WHAT IS BEING ASKED: Omit all pictures, then retype the data exactly as given.
START
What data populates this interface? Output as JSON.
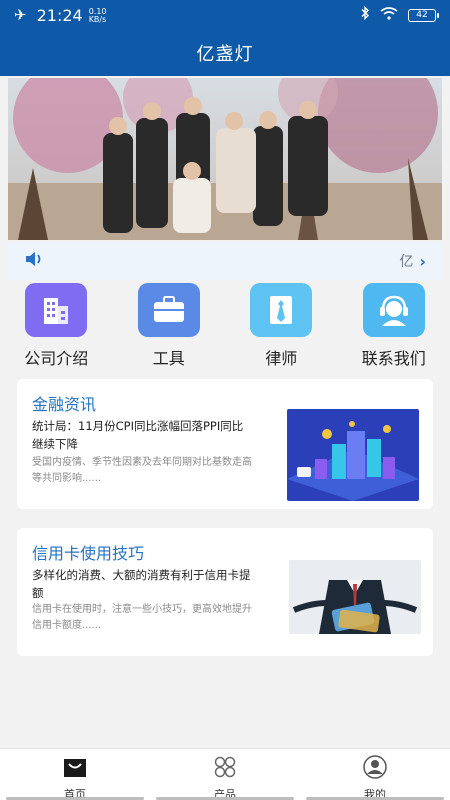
{
  "status_bar": {
    "time": "21:24",
    "net_speed_value": "0.10",
    "net_speed_unit": "KB/s",
    "battery": "42",
    "icons": [
      "airplane-icon",
      "bluetooth-icon",
      "wifi-icon",
      "battery-icon"
    ]
  },
  "header": {
    "title": "亿盏灯"
  },
  "notice": {
    "text": "亿"
  },
  "grid": [
    {
      "label": "公司介绍",
      "icon": "building-icon",
      "color": "#7f6cf2"
    },
    {
      "label": "工具",
      "icon": "toolbox-icon",
      "color": "#5a89e6"
    },
    {
      "label": "律师",
      "icon": "tie-icon",
      "color": "#5ec3f2"
    },
    {
      "label": "联系我们",
      "icon": "customer-service-icon",
      "color": "#4fb8f0"
    }
  ],
  "articles": [
    {
      "category": "金融资讯",
      "headline": "统计局：11月份CPI同比涨幅回落PPI同比继续下降",
      "summary": "受国内疫情、季节性因素及去年同期对比基数走高等共同影响......"
    },
    {
      "category": "信用卡使用技巧",
      "headline": "多样化的消费、大额的消费有利于信用卡提额",
      "summary": "信用卡在使用时，注意一些小技巧，更高效地提升信用卡额度......"
    }
  ],
  "tabs": [
    {
      "label": "首页",
      "icon": "home-icon"
    },
    {
      "label": "产品",
      "icon": "grid-icon"
    },
    {
      "label": "我的",
      "icon": "user-icon"
    }
  ],
  "colors": {
    "header_bg": "#0f5aa8",
    "accent": "#2673c2",
    "notice_bg": "#eef4fb"
  }
}
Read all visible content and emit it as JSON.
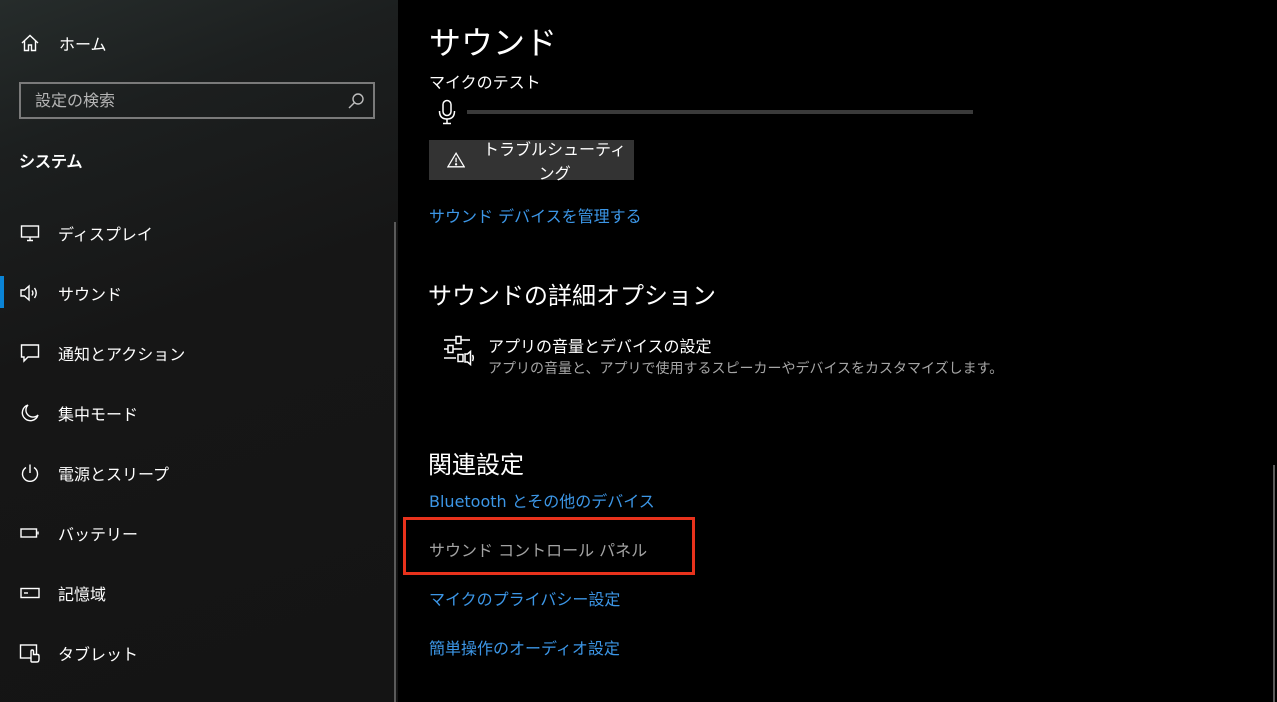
{
  "sidebar": {
    "home_label": "ホーム",
    "search_placeholder": "設定の検索",
    "section_title": "システム",
    "items": [
      {
        "label": "ディスプレイ",
        "icon": "monitor-icon"
      },
      {
        "label": "サウンド",
        "icon": "speaker-icon",
        "active": true
      },
      {
        "label": "通知とアクション",
        "icon": "notification-icon"
      },
      {
        "label": "集中モード",
        "icon": "moon-icon"
      },
      {
        "label": "電源とスリープ",
        "icon": "power-icon"
      },
      {
        "label": "バッテリー",
        "icon": "battery-icon"
      },
      {
        "label": "記憶域",
        "icon": "storage-icon"
      },
      {
        "label": "タブレット",
        "icon": "tablet-icon"
      }
    ]
  },
  "main": {
    "title": "サウンド",
    "mic_test_label": "マイクのテスト",
    "mic_level": 0,
    "troubleshoot_label": "トラブルシューティング",
    "manage_devices_link": "サウンド デバイスを管理する",
    "advanced_heading": "サウンドの詳細オプション",
    "app_volume_title": "アプリの音量とデバイスの設定",
    "app_volume_desc": "アプリの音量と、アプリで使用するスピーカーやデバイスをカスタマイズします。",
    "related_heading": "関連設定",
    "related_links": [
      "Bluetooth とその他のデバイス",
      "サウンド コントロール パネル",
      "マイクのプライバシー設定",
      "簡単操作のオーディオ設定"
    ]
  },
  "colors": {
    "accent": "#0a84d6",
    "link": "#3c96e6",
    "highlight": "#e8321c",
    "background": "#000000",
    "sidebar": "#161616"
  }
}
END
ANSWER BELOW:
What data populates this interface? Output as JSON.
{
  "status_bar": {
    "time": "21:24",
    "net_speed_value": "0.10",
    "net_speed_unit": "KB/s",
    "battery": "42",
    "icons": [
      "airplane-icon",
      "bluetooth-icon",
      "wifi-icon",
      "battery-icon"
    ]
  },
  "header": {
    "title": "亿盏灯"
  },
  "notice": {
    "text": "亿"
  },
  "grid": [
    {
      "label": "公司介绍",
      "icon": "building-icon",
      "color": "#7f6cf2"
    },
    {
      "label": "工具",
      "icon": "toolbox-icon",
      "color": "#5a89e6"
    },
    {
      "label": "律师",
      "icon": "tie-icon",
      "color": "#5ec3f2"
    },
    {
      "label": "联系我们",
      "icon": "customer-service-icon",
      "color": "#4fb8f0"
    }
  ],
  "articles": [
    {
      "category": "金融资讯",
      "headline": "统计局：11月份CPI同比涨幅回落PPI同比继续下降",
      "summary": "受国内疫情、季节性因素及去年同期对比基数走高等共同影响......"
    },
    {
      "category": "信用卡使用技巧",
      "headline": "多样化的消费、大额的消费有利于信用卡提额",
      "summary": "信用卡在使用时，注意一些小技巧，更高效地提升信用卡额度......"
    }
  ],
  "tabs": [
    {
      "label": "首页",
      "icon": "home-icon"
    },
    {
      "label": "产品",
      "icon": "grid-icon"
    },
    {
      "label": "我的",
      "icon": "user-icon"
    }
  ],
  "colors": {
    "header_bg": "#0f5aa8",
    "accent": "#2673c2",
    "notice_bg": "#eef4fb"
  }
}
Read all visible content and emit it as JSON.
{
  "sidebar": {
    "home_label": "ホーム",
    "search_placeholder": "設定の検索",
    "section_title": "システム",
    "items": [
      {
        "label": "ディスプレイ",
        "icon": "monitor-icon"
      },
      {
        "label": "サウンド",
        "icon": "speaker-icon",
        "active": true
      },
      {
        "label": "通知とアクション",
        "icon": "notification-icon"
      },
      {
        "label": "集中モード",
        "icon": "moon-icon"
      },
      {
        "label": "電源とスリープ",
        "icon": "power-icon"
      },
      {
        "label": "バッテリー",
        "icon": "battery-icon"
      },
      {
        "label": "記憶域",
        "icon": "storage-icon"
      },
      {
        "label": "タブレット",
        "icon": "tablet-icon"
      }
    ]
  },
  "main": {
    "title": "サウンド",
    "mic_test_label": "マイクのテスト",
    "mic_level": 0,
    "troubleshoot_label": "トラブルシューティング",
    "manage_devices_link": "サウンド デバイスを管理する",
    "advanced_heading": "サウンドの詳細オプション",
    "app_volume_title": "アプリの音量とデバイスの設定",
    "app_volume_desc": "アプリの音量と、アプリで使用するスピーカーやデバイスをカスタマイズします。",
    "related_heading": "関連設定",
    "related_links": [
      "Bluetooth とその他のデバイス",
      "サウンド コントロール パネル",
      "マイクのプライバシー設定",
      "簡単操作のオーディオ設定"
    ]
  },
  "colors": {
    "accent": "#0a84d6",
    "link": "#3c96e6",
    "highlight": "#e8321c",
    "background": "#000000",
    "sidebar": "#161616"
  }
}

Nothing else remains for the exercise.